▸ Instructions for the task: Report each line of the data that has "определяется" somewhere in it.

______________________________

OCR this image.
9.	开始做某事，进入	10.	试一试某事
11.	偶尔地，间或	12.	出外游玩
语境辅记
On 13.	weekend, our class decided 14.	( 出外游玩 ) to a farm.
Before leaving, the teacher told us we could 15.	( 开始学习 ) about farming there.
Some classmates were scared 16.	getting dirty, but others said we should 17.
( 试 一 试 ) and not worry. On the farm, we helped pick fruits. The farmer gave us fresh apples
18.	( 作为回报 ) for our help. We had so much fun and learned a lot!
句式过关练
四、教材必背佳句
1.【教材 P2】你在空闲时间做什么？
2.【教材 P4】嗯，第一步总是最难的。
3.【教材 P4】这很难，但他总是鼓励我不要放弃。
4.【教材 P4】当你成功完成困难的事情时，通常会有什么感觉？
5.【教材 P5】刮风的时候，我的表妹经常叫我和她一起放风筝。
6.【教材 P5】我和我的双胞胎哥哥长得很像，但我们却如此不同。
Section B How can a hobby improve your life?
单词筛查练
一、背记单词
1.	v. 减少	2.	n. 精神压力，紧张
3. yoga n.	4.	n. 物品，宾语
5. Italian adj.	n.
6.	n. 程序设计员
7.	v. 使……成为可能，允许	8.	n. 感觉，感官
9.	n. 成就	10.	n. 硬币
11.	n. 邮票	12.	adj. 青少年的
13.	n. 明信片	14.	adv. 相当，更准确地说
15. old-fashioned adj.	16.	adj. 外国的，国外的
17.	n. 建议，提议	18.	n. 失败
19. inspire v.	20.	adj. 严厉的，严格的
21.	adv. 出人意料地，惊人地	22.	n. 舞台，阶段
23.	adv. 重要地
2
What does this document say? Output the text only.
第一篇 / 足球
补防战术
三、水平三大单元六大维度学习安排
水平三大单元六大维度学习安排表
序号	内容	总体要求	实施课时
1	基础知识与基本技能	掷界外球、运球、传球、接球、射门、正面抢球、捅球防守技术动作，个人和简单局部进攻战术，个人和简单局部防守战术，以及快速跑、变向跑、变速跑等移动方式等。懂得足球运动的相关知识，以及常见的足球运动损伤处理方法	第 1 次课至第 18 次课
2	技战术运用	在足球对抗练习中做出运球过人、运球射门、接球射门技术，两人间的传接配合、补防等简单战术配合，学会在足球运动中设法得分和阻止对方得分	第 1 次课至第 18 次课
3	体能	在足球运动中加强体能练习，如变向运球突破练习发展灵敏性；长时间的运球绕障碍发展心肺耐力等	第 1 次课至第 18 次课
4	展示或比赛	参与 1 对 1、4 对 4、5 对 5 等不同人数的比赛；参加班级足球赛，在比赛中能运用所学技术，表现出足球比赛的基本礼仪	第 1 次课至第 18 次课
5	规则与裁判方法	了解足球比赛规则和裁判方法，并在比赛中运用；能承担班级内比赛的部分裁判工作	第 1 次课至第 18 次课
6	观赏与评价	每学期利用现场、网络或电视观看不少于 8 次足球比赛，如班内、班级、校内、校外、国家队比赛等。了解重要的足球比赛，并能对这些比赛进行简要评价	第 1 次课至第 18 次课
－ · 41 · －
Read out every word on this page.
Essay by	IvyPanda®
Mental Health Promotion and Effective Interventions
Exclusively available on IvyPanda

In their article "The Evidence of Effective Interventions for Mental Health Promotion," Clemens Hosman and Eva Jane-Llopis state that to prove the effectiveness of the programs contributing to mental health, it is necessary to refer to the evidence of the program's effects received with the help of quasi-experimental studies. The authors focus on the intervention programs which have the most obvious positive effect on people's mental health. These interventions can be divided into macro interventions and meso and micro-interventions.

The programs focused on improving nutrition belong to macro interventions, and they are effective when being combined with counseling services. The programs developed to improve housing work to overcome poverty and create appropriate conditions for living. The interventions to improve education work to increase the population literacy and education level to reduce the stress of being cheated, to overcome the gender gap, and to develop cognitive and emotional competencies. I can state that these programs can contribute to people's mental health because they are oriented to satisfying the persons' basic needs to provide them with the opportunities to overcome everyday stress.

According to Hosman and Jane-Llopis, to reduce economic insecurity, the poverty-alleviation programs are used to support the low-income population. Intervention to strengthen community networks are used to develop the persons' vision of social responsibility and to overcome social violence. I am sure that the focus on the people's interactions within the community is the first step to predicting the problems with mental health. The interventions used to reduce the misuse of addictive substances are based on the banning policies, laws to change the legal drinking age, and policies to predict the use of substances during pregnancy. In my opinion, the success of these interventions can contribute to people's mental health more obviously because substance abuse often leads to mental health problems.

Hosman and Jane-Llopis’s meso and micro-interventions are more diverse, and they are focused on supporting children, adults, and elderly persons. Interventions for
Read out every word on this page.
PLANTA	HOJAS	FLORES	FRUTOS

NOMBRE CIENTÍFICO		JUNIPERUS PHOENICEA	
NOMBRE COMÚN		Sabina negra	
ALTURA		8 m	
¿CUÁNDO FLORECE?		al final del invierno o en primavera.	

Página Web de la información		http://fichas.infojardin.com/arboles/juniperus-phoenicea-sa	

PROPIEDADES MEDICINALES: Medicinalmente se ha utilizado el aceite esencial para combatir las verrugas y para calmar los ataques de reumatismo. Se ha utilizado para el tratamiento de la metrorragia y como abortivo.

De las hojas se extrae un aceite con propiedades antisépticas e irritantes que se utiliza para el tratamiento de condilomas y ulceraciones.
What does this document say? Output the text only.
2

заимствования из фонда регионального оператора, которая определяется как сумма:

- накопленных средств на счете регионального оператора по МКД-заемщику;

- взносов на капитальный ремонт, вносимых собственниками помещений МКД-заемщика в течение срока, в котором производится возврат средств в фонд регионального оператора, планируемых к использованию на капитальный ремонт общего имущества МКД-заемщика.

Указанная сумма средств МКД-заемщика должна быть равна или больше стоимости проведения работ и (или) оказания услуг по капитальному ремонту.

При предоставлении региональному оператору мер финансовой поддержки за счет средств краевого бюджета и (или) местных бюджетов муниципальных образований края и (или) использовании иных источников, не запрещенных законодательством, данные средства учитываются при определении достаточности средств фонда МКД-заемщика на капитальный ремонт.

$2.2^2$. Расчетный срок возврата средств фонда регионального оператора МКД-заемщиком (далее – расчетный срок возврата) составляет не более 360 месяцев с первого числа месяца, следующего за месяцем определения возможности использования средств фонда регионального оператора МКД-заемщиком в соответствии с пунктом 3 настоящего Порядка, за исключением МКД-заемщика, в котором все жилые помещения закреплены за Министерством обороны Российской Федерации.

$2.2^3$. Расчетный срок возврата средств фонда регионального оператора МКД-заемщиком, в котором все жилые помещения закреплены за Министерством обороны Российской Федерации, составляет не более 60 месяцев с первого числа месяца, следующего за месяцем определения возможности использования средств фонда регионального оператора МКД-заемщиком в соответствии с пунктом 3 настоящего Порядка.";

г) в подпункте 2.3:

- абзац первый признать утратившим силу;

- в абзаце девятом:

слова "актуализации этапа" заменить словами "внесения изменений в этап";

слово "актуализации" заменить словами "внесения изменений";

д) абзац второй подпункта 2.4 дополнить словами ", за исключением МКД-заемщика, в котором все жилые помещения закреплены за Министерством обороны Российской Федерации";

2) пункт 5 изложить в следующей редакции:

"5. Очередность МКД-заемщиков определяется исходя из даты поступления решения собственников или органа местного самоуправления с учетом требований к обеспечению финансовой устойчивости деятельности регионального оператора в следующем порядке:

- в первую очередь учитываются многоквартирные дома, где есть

______________________________

▸ Exercise solution:
заимствования из фонда регионального оператора, которая определяется как сумма:
"5. Очередность МКД-заемщиков определяется исходя из даты поступления решения собственников или органа местного самоуправления с учетом требований к обеспечению финансовой устойчивости деятельности регионального оператора в следующем порядке:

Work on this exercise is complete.